(Input records):
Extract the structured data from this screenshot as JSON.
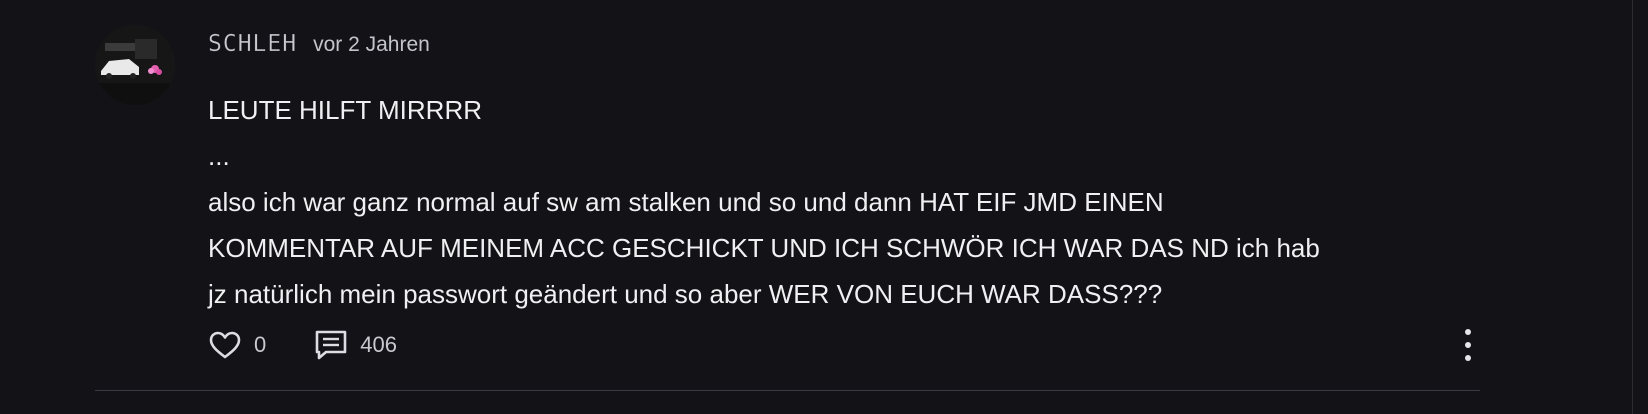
{
  "comment": {
    "author": "SCHLEH",
    "time": "vor 2 Jahren",
    "text": "LEUTE HILFT MIRRRR\n...\nalso ich war ganz normal auf sw am stalken und so und dann HAT EIF JMD EINEN\nKOMMENTAR AUF MEINEM ACC GESCHICKT UND ICH SCHWÖR ICH WAR DAS ND ich hab\njz natürlich mein passwort geändert und so aber WER VON EUCH WAR DASS???",
    "likes": "0",
    "replies": "406"
  },
  "icons": {
    "like": "heart-outline-icon",
    "reply": "comment-bubble-icon",
    "menu": "more-vertical-icon"
  },
  "colors": {
    "background": "#121217",
    "text": "#f0f0f2",
    "muted": "#c4c4cb",
    "divider": "#3a3a42"
  }
}
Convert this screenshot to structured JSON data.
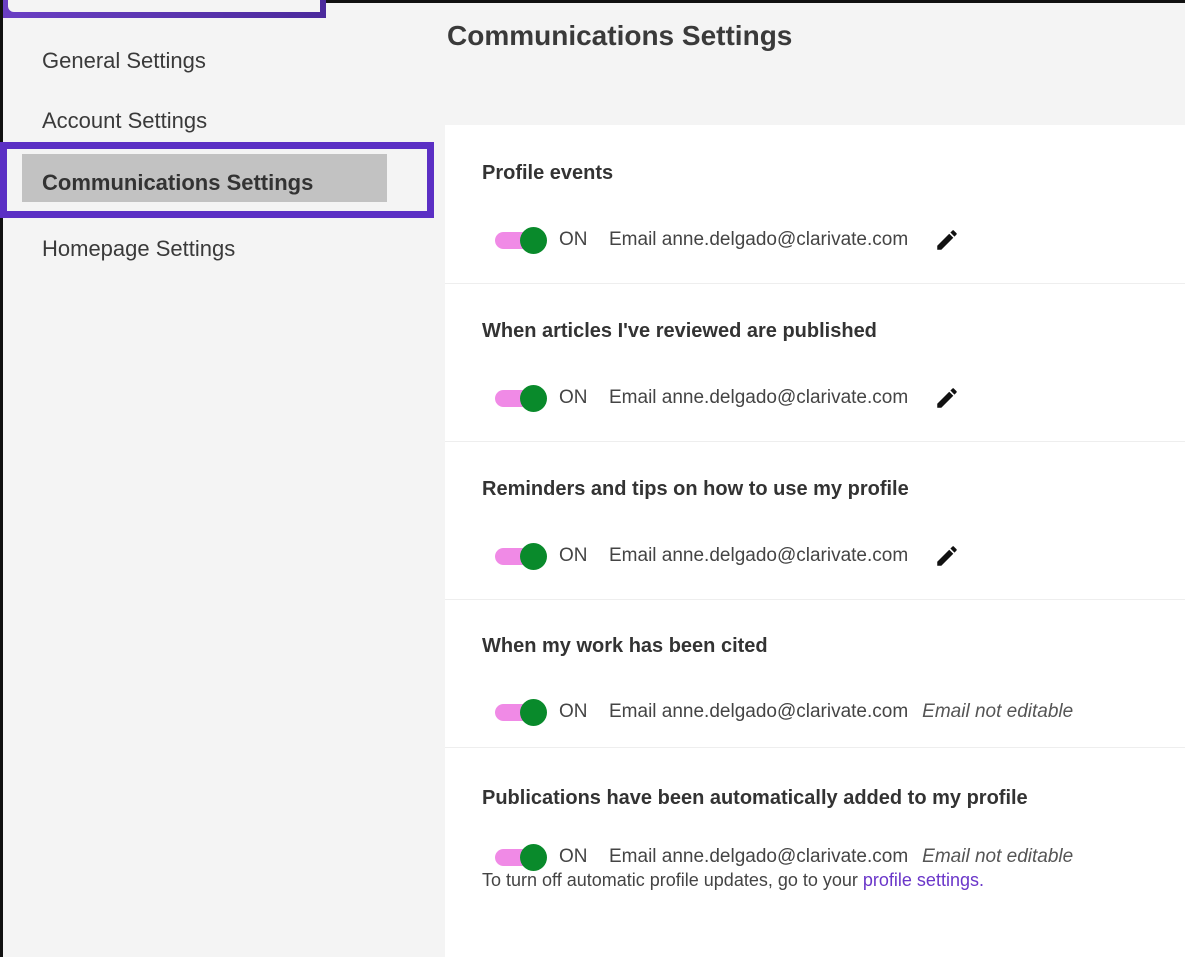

(Brief): Write the number of lines containing the word "this" and nothing besides it.

(Full output): 2